— JOB —
Everything in the listing except the pictures should be written out exactly.

═══ MATERIAL SHOWN

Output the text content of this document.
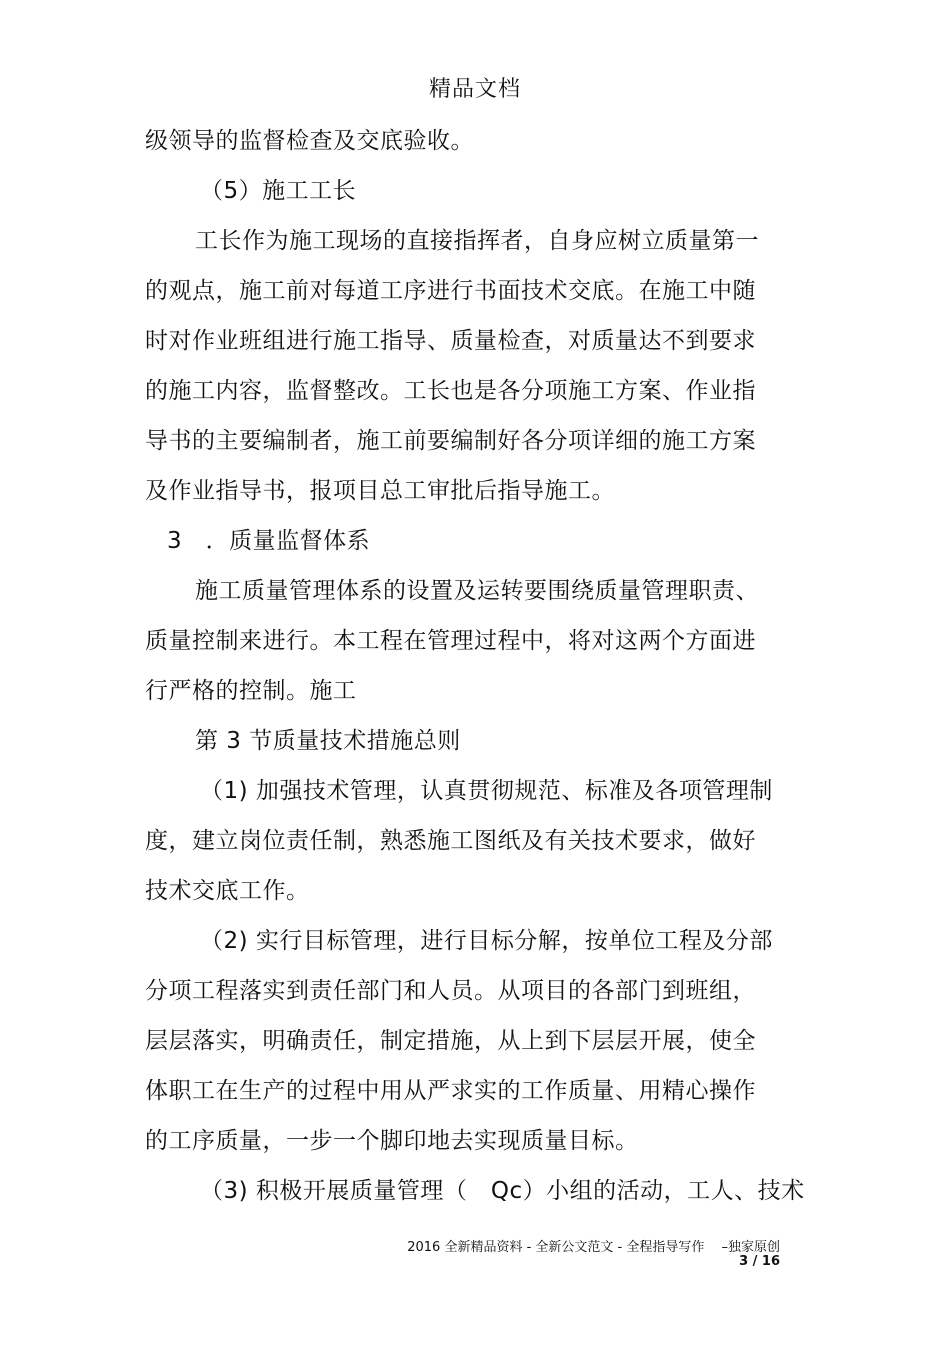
精品文档
级领导的监督检查及交底验收。
（5）施工工长
工长作为施工现场的直接指挥者，自身应树立质量第一
的观点，施工前对每道工序进行书面技术交底。在施工中随
时对作业班组进行施工指导、质量检查，对质量达不到要求
的施工内容，监督整改。工长也是各分项施工方案、作业指
导书的主要编制者，施工前要编制好各分项详细的施工方案
及作业指导书，报项目总工审批后指导施工。
3　．质量监督体系
施工质量管理体系的设置及运转要围绕质量管理职责、
质量控制来进行。本工程在管理过程中，将对这两个方面进
行严格的控制。施工
第 3 节质量技术措施总则
（1) 加强技术管理，认真贯彻规范、标准及各项管理制
度，建立岗位责任制，熟悉施工图纸及有关技术要求，做好
技术交底工作。
（2) 实行目标管理，进行目标分解，按单位工程及分部
分项工程落实到责任部门和人员。从项目的各部门到班组，
层层落实，明确责任，制定措施，从上到下层层开展，使全
体职工在生产的过程中用从严求实的工作质量、用精心操作
的工序质量，一步一个脚印地去实现质量目标。
（3) 积极开展质量管理（　Qc）小组的活动，工人、技术
2016 全新精品资料 - 全新公文范文 - 全程指导写作　 –独家原创
3 / 16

══════

— EXERCISE RESULT —
Output the text content of this document.
精品文档
级领导的监督检查及交底验收。
（5）施工工长
工长作为施工现场的直接指挥者，自身应树立质量第一
的观点，施工前对每道工序进行书面技术交底。在施工中随
时对作业班组进行施工指导、质量检查，对质量达不到要求
的施工内容，监督整改。工长也是各分项施工方案、作业指
导书的主要编制者，施工前要编制好各分项详细的施工方案
及作业指导书，报项目总工审批后指导施工。
3　．质量监督体系
施工质量管理体系的设置及运转要围绕质量管理职责、
质量控制来进行。本工程在管理过程中，将对这两个方面进
行严格的控制。施工
第 3 节质量技术措施总则
（1) 加强技术管理，认真贯彻规范、标准及各项管理制
度，建立岗位责任制，熟悉施工图纸及有关技术要求，做好
技术交底工作。
（2) 实行目标管理，进行目标分解，按单位工程及分部
分项工程落实到责任部门和人员。从项目的各部门到班组，
层层落实，明确责任，制定措施，从上到下层层开展，使全
体职工在生产的过程中用从严求实的工作质量、用精心操作
的工序质量，一步一个脚印地去实现质量目标。
（3) 积极开展质量管理（　Qc）小组的活动，工人、技术
2016 全新精品资料 - 全新公文范文 - 全程指导写作　 –独家原创
3 / 16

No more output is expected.